### Direction
Reproduce each of the lines below word for word, with every character and number unchanged.
'''
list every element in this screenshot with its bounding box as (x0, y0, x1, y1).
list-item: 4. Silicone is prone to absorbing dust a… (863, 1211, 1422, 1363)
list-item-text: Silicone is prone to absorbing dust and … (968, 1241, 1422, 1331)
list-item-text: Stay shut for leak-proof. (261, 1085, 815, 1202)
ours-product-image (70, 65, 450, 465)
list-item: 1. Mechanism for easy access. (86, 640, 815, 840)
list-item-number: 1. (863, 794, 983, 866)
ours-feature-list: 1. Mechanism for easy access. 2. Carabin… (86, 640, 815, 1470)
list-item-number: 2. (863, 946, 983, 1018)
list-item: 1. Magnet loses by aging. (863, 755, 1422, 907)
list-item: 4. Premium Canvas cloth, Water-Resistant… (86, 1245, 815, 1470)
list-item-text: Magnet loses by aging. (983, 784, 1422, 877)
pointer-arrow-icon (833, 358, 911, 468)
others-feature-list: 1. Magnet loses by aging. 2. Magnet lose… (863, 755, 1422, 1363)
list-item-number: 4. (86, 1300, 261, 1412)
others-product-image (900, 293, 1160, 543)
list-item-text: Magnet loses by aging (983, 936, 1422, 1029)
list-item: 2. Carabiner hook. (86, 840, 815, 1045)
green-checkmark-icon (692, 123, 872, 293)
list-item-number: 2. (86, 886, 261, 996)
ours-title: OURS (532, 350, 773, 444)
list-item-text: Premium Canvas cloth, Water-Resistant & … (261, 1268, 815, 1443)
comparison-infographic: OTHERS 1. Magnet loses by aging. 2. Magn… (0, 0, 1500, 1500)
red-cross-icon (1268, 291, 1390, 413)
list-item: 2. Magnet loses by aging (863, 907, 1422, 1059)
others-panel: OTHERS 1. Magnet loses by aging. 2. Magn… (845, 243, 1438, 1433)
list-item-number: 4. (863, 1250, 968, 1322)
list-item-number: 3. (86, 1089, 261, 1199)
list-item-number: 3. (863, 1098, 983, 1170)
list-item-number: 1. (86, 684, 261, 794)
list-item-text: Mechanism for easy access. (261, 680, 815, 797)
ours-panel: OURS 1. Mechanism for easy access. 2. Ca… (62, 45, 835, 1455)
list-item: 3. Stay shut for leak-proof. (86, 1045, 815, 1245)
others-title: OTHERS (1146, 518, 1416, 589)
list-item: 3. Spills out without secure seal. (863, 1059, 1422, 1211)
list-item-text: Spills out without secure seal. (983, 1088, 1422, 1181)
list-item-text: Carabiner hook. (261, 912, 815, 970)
'''
### Solution to the problem
list every element in this screenshot with its bounding box as (x0, y0, x1, y1).
list-item: 4. Silicone is prone to absorbing dust a… (863, 1211, 1422, 1363)
list-item-text: Silicone is prone to absorbing dust and … (968, 1241, 1422, 1331)
list-item-text: Stay shut for leak-proof. (261, 1085, 815, 1202)
ours-product-image (70, 65, 450, 465)
list-item: 1. Mechanism for easy access. (86, 640, 815, 840)
list-item-number: 1. (863, 794, 983, 866)
ours-feature-list: 1. Mechanism for easy access. 2. Carabin… (86, 640, 815, 1470)
list-item-number: 2. (863, 946, 983, 1018)
list-item: 1. Magnet loses by aging. (863, 755, 1422, 907)
list-item: 4. Premium Canvas cloth, Water-Resistant… (86, 1245, 815, 1470)
list-item-text: Magnet loses by aging. (983, 784, 1422, 877)
pointer-arrow-icon (833, 358, 911, 468)
others-feature-list: 1. Magnet loses by aging. 2. Magnet lose… (863, 755, 1422, 1363)
list-item-number: 4. (86, 1300, 261, 1412)
others-product-image (900, 293, 1160, 543)
list-item-text: Magnet loses by aging (983, 936, 1422, 1029)
list-item: 2. Carabiner hook. (86, 840, 815, 1045)
green-checkmark-icon (692, 123, 872, 293)
list-item-number: 2. (86, 886, 261, 996)
ours-title: OURS (532, 350, 773, 444)
list-item-text: Premium Canvas cloth, Water-Resistant & … (261, 1268, 815, 1443)
comparison-infographic: OTHERS 1. Magnet loses by aging. 2. Magn… (0, 0, 1500, 1500)
red-cross-icon (1268, 291, 1390, 413)
list-item: 2. Magnet loses by aging (863, 907, 1422, 1059)
others-panel: OTHERS 1. Magnet loses by aging. 2. Magn… (845, 243, 1438, 1433)
list-item-number: 4. (863, 1250, 968, 1322)
list-item-number: 3. (86, 1089, 261, 1199)
list-item-number: 3. (863, 1098, 983, 1170)
list-item-number: 1. (86, 684, 261, 794)
list-item-text: Mechanism for easy access. (261, 680, 815, 797)
ours-panel: OURS 1. Mechanism for easy access. 2. Ca… (62, 45, 835, 1455)
list-item: 3. Stay shut for leak-proof. (86, 1045, 815, 1245)
others-title: OTHERS (1146, 518, 1416, 589)
list-item: 3. Spills out without secure seal. (863, 1059, 1422, 1211)
list-item-text: Spills out without secure seal. (983, 1088, 1422, 1181)
list-item-text: Carabiner hook. (261, 912, 815, 970)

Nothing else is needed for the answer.